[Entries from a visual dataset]
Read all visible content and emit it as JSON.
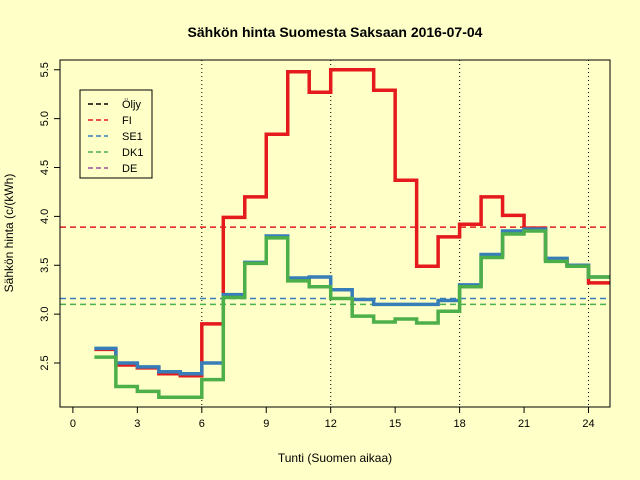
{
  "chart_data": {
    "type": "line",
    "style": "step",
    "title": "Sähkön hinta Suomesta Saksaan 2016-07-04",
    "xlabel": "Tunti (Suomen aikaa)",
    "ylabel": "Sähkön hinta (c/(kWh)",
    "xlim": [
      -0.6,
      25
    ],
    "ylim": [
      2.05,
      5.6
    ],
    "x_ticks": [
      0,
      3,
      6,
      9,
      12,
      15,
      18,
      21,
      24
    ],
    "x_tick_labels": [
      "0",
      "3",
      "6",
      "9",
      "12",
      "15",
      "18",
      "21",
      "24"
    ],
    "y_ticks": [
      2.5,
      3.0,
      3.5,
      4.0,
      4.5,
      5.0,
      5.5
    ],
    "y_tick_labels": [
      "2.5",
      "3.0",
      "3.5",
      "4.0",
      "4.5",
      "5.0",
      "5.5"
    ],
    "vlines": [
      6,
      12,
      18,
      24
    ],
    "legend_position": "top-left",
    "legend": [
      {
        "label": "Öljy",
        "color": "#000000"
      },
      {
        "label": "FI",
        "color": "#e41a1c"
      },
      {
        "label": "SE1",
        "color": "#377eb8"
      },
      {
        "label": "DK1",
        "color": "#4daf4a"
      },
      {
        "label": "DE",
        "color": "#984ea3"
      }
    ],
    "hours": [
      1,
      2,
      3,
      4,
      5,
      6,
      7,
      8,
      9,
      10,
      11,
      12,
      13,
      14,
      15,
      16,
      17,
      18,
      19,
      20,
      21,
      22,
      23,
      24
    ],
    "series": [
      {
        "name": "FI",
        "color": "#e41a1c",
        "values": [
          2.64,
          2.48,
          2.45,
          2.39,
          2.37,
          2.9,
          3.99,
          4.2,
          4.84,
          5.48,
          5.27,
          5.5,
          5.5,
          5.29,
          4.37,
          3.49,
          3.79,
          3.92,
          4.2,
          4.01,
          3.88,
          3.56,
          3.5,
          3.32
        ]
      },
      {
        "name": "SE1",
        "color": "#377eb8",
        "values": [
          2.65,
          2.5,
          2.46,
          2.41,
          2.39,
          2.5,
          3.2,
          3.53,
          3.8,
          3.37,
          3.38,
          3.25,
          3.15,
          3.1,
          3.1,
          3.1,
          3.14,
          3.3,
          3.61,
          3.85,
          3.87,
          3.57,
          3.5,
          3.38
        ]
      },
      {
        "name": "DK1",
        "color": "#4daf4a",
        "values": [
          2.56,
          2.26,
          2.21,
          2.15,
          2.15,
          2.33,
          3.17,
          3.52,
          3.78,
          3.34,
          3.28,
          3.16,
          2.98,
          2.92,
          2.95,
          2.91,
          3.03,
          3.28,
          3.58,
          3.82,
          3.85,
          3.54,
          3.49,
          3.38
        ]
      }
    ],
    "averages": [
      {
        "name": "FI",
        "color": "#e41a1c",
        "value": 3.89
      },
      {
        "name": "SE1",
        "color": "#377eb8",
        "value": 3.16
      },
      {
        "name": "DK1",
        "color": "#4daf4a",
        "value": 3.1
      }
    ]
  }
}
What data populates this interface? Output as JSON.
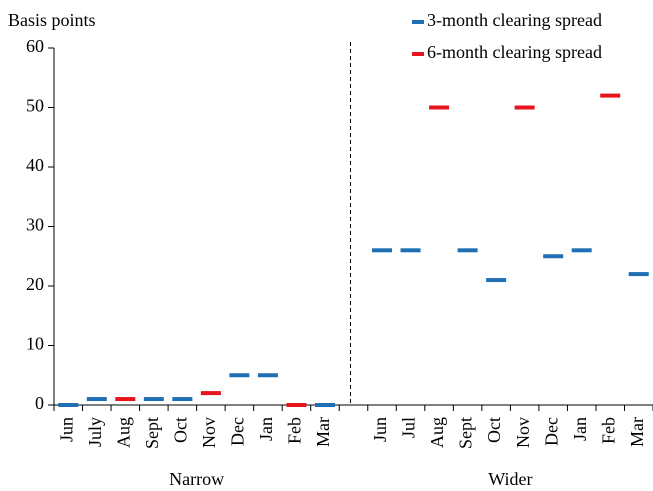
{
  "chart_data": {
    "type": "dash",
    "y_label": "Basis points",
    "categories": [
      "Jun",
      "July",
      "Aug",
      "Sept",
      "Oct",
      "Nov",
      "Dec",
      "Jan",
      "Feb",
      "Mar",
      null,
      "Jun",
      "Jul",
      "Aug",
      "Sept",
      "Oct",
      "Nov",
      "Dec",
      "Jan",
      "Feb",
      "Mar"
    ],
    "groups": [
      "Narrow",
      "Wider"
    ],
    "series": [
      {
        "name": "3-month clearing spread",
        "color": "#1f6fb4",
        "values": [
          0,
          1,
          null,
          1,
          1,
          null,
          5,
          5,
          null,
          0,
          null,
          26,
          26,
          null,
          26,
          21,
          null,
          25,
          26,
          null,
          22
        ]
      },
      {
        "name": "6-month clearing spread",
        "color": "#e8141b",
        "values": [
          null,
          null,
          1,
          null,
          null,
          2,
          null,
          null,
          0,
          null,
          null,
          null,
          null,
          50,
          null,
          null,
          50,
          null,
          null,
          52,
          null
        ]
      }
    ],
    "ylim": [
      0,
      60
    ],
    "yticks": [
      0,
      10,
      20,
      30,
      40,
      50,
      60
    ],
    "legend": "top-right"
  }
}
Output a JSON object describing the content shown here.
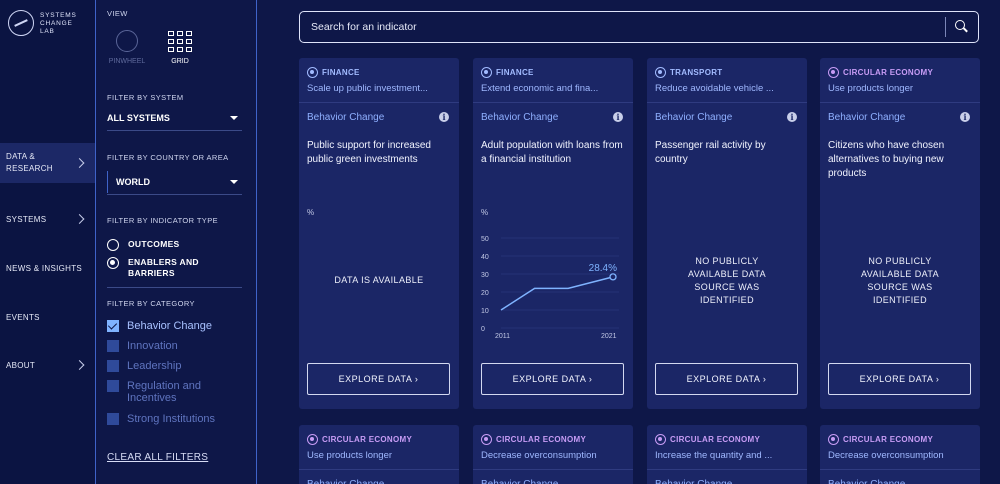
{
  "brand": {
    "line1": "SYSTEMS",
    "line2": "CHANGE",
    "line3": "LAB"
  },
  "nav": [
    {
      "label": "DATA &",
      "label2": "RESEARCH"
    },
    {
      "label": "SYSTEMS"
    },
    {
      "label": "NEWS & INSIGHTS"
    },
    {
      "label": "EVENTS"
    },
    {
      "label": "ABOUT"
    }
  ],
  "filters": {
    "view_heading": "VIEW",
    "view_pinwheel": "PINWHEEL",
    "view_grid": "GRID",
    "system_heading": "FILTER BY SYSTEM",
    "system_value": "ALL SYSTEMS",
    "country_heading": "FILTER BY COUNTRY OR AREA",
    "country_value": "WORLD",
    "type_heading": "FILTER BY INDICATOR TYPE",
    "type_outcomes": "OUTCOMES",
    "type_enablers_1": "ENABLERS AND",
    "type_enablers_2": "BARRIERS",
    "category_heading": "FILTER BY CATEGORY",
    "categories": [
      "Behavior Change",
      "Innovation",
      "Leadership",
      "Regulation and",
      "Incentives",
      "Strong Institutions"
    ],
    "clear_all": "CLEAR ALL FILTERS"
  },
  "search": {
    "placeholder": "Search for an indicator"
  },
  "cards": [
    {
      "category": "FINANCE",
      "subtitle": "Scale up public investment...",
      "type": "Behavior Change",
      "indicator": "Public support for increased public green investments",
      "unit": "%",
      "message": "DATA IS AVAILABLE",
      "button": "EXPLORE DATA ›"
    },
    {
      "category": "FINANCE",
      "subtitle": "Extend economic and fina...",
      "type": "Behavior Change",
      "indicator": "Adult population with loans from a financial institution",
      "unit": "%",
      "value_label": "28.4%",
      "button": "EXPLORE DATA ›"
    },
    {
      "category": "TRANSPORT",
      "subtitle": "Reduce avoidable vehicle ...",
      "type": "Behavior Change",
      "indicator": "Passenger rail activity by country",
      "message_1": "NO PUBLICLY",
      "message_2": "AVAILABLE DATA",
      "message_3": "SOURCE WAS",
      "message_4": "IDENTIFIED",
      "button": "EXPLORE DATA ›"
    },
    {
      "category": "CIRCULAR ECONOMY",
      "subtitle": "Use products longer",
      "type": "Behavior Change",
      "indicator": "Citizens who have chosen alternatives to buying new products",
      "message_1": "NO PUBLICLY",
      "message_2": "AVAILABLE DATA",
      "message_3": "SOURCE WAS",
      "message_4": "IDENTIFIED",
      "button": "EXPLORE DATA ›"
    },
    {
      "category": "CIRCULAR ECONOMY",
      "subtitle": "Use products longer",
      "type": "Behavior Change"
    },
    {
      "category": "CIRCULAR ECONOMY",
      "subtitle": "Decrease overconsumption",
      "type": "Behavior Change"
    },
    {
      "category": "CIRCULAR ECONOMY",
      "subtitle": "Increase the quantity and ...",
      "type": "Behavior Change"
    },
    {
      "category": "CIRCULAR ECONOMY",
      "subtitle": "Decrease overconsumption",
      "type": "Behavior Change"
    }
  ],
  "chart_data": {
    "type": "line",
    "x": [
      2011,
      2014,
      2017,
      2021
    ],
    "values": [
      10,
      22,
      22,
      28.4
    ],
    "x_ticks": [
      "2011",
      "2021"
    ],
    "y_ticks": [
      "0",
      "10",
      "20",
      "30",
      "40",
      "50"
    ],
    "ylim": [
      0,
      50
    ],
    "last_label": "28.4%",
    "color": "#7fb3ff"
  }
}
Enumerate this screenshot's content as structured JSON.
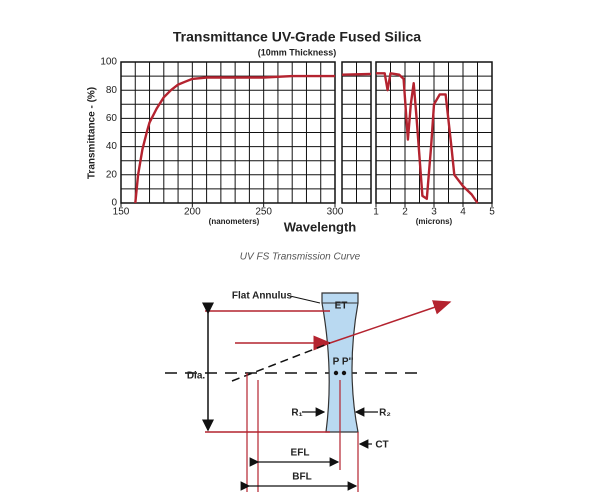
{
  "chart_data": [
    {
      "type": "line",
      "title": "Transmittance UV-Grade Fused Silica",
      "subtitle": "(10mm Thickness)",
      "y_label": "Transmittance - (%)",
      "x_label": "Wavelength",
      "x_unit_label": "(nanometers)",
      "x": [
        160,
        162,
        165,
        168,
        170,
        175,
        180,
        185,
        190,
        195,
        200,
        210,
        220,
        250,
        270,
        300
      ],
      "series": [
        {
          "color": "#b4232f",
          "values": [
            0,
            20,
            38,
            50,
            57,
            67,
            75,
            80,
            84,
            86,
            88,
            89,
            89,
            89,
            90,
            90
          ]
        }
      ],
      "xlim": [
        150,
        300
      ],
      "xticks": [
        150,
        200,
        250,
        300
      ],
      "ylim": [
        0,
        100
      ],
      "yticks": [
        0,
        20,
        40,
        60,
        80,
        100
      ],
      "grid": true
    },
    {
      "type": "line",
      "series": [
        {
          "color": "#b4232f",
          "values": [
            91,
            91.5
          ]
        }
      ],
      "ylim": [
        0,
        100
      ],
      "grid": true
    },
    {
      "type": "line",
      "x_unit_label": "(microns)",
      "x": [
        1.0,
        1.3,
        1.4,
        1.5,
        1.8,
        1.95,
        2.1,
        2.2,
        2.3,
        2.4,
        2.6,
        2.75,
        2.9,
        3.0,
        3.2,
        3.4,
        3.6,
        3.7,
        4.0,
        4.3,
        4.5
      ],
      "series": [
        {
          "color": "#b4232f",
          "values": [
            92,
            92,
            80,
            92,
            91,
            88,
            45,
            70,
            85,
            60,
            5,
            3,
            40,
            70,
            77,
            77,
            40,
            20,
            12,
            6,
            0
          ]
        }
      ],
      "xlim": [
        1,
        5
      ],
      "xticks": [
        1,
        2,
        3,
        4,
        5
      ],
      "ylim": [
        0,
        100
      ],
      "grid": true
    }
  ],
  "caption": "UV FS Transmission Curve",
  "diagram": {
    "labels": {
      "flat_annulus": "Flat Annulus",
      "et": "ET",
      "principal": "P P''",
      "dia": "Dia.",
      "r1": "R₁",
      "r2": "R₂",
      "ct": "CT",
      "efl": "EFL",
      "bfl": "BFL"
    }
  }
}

Problem to work on:
Collect every line from the records above that contains the word "JSON".

Exercise response:
Read all visible content and emit it as JSON.
What data populates this interface? Output as JSON.
Output a JSON object describing the content shown here.
Enumerate this screenshot's content as structured JSON.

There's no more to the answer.